[Data excerpts]
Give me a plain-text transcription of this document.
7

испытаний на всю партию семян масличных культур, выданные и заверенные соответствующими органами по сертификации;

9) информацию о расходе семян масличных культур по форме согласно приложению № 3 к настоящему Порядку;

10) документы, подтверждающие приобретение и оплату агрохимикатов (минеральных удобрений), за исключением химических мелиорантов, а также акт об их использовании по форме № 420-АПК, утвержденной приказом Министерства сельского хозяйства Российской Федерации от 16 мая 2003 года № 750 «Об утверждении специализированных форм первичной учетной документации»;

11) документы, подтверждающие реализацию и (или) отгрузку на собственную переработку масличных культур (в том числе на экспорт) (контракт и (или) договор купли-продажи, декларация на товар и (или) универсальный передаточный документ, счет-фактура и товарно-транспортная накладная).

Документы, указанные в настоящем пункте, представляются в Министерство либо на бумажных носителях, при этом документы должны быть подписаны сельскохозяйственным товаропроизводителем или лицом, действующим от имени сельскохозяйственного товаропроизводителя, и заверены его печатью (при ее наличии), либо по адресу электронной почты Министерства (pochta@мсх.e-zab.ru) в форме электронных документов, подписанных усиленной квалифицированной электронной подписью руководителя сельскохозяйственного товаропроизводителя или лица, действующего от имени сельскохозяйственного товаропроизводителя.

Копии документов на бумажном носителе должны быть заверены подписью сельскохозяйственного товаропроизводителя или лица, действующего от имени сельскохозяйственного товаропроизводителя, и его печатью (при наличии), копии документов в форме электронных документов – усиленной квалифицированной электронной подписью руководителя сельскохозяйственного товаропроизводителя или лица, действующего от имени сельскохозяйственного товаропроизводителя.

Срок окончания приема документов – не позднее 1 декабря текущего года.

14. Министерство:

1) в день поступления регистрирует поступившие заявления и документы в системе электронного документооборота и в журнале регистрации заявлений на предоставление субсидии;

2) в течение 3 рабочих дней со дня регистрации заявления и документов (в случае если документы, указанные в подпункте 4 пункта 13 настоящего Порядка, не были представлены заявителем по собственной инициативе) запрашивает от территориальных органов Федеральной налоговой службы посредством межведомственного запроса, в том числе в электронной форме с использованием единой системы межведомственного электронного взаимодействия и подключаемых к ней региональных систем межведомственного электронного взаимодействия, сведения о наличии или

**Short task**
Each record above should be output again exactly.

**Output of the exercise**
Give me a plain-text transcription of this document.
7

испытаний на всю партию семян масличных культур, выданные и заверенные соответствующими органами по сертификации;

9) информацию о расходе семян масличных культур по форме согласно приложению № 3 к настоящему Порядку;

10) документы, подтверждающие приобретение и оплату агрохимикатов (минеральных удобрений), за исключением химических мелиорантов, а также акт об их использовании по форме № 420-АПК, утвержденной приказом Министерства сельского хозяйства Российской Федерации от 16 мая 2003 года № 750 «Об утверждении специализированных форм первичной учетной документации»;

11) документы, подтверждающие реализацию и (или) отгрузку на собственную переработку масличных культур (в том числе на экспорт) (контракт и (или) договор купли-продажи, декларация на товар и (или) универсальный передаточный документ, счет-фактура и товарно-транспортная накладная).

Документы, указанные в настоящем пункте, представляются в Министерство либо на бумажных носителях, при этом документы должны быть подписаны сельскохозяйственным товаропроизводителем или лицом, действующим от имени сельскохозяйственного товаропроизводителя, и заверены его печатью (при ее наличии), либо по адресу электронной почты Министерства (pochta@мсх.e-zab.ru) в форме электронных документов, подписанных усиленной квалифицированной электронной подписью руководителя сельскохозяйственного товаропроизводителя или лица, действующего от имени сельскохозяйственного товаропроизводителя.

Копии документов на бумажном носителе должны быть заверены подписью сельскохозяйственного товаропроизводителя или лица, действующего от имени сельскохозяйственного товаропроизводителя, и его печатью (при наличии), копии документов в форме электронных документов – усиленной квалифицированной электронной подписью руководителя сельскохозяйственного товаропроизводителя или лица, действующего от имени сельскохозяйственного товаропроизводителя.

Срок окончания приема документов – не позднее 1 декабря текущего года.

14. Министерство:

1) в день поступления регистрирует поступившие заявления и документы в системе электронного документооборота и в журнале регистрации заявлений на предоставление субсидии;

2) в течение 3 рабочих дней со дня регистрации заявления и документов (в случае если документы, указанные в подпункте 4 пункта 13 настоящего Порядка, не были представлены заявителем по собственной инициативе) запрашивает от территориальных органов Федеральной налоговой службы посредством межведомственного запроса, в том числе в электронной форме с использованием единой системы межведомственного электронного взаимодействия и подключаемых к ней региональных систем межведомственного электронного взаимодействия, сведения о наличии или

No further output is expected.